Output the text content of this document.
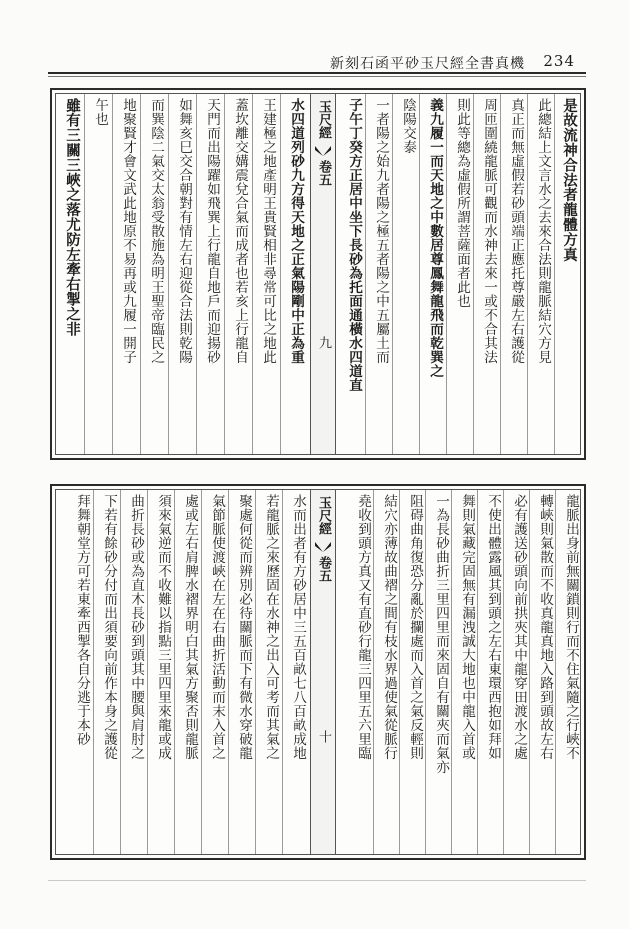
新刻石函平砂玉尺經全書真機 234
水四道列砂九方得天地之正氣陽剛中正為重
王建極之地產明王貴賢相非尋常可比之地此
蓋坎離交媾震兌合氣而成者也若亥上行龍自
天門而出陽躍如飛巽上行龍自地戶而迎揚砂
如舞亥巳交合朝對有情左右迎從合法則乾陽
而巽陰二氣交太翁受散施為明王聖帝臨民之
地聚賢才會文武此地原不易再或九履一開子
午也
雖有三關三峽之落尤防左牽右掣之非	玉尺經
卷五
九
是故流神合法者龍體方真
此總結上文言水之去來合法則龍脈結穴方見
真正而無虛假若砂頭端正應托尊嚴左右護從
周匝圍繞龍脈可觀而水神去來一或不合其法
則此等總為虛假所謂菩薩面者此也
義九履一而天地之中數居尊鳳舞龍飛而乾巽之
陰陽交泰
一者陽之始九者陽之極五者陽之中五屬土而
子午丁癸方正居中坐下長砂為托面通橫水四道直
水而出者有方砂居中三五百畝七八百畝成地
若龍脈之來歷固在水神之出入可考而其氣之
聚處何從而辨別必待關脈而下有微水穿破龍
氣節脈使渡峽在左在右曲折活動而末入首之
處或左右肩脾水褶界明白其氣方聚否則龍脈
須來氣逆而不收難以指點三里四里來龍或成
曲折長砂或為直木長砂到頭其中腰與肩肘之
下若有餘砂分付而出須要向前作本身之護從
拜舞朝堂方可若東牽西掣各自分逃于本砂	玉尺經
卷五
十	龍脈出身前無關鎖則行而不住氣隨之行峽不
轉峽則氣散而不收真龍真地入路到頭故左右
必有護送砂頭向前拱夾其中龍穿田渡水之處
不使出體露風其到頭之左右東環西抱如拜如
舞則氣藏完固無有漏洩誠大地也中龍入首或
一為長砂曲折三里四里而來固自有關夾而氣亦
阻碍曲角復恐分亂於攔處而入首之氣反輕則
結穴亦薄故曲褶之間有枝水界過使氣從脈行
堯收到頭方真又有直砂行龍三四里五六里臨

§ **Your instructions**
Copy the whole of the material above exactly, but not its images.

§ **Answer to the exercise**
Output the text content of this document.
新刻石函平砂玉尺經全書真機 234
水四道列砂九方得天地之正氣陽剛中正為重
王建極之地產明王貴賢相非尋常可比之地此
蓋坎離交媾震兌合氣而成者也若亥上行龍自
天門而出陽躍如飛巽上行龍自地戶而迎揚砂
如舞亥巳交合朝對有情左右迎從合法則乾陽
而巽陰二氣交太翁受散施為明王聖帝臨民之
地聚賢才會文武此地原不易再或九履一開子
午也
雖有三關三峽之落尤防左牽右掣之非	玉尺經
卷五
九
是故流神合法者龍體方真
此總結上文言水之去來合法則龍脈結穴方見
真正而無虛假若砂頭端正應托尊嚴左右護從
周匝圍繞龍脈可觀而水神去來一或不合其法
則此等總為虛假所謂菩薩面者此也
義九履一而天地之中數居尊鳳舞龍飛而乾巽之
陰陽交泰
一者陽之始九者陽之極五者陽之中五屬土而
子午丁癸方正居中坐下長砂為托面通橫水四道直
水而出者有方砂居中三五百畝七八百畝成地
若龍脈之來歷固在水神之出入可考而其氣之
聚處何從而辨別必待關脈而下有微水穿破龍
氣節脈使渡峽在左在右曲折活動而末入首之
處或左右肩脾水褶界明白其氣方聚否則龍脈
須來氣逆而不收難以指點三里四里來龍或成
曲折長砂或為直木長砂到頭其中腰與肩肘之
下若有餘砂分付而出須要向前作本身之護從
拜舞朝堂方可若東牽西掣各自分逃于本砂	玉尺經
卷五
十	龍脈出身前無關鎖則行而不住氣隨之行峽不
轉峽則氣散而不收真龍真地入路到頭故左右
必有護送砂頭向前拱夾其中龍穿田渡水之處
不使出體露風其到頭之左右東環西抱如拜如
舞則氣藏完固無有漏洩誠大地也中龍入首或
一為長砂曲折三里四里而來固自有關夾而氣亦
阻碍曲角復恐分亂於攔處而入首之氣反輕則
結穴亦薄故曲褶之間有枝水界過使氣從脈行
堯收到頭方真又有直砂行龍三四里五六里臨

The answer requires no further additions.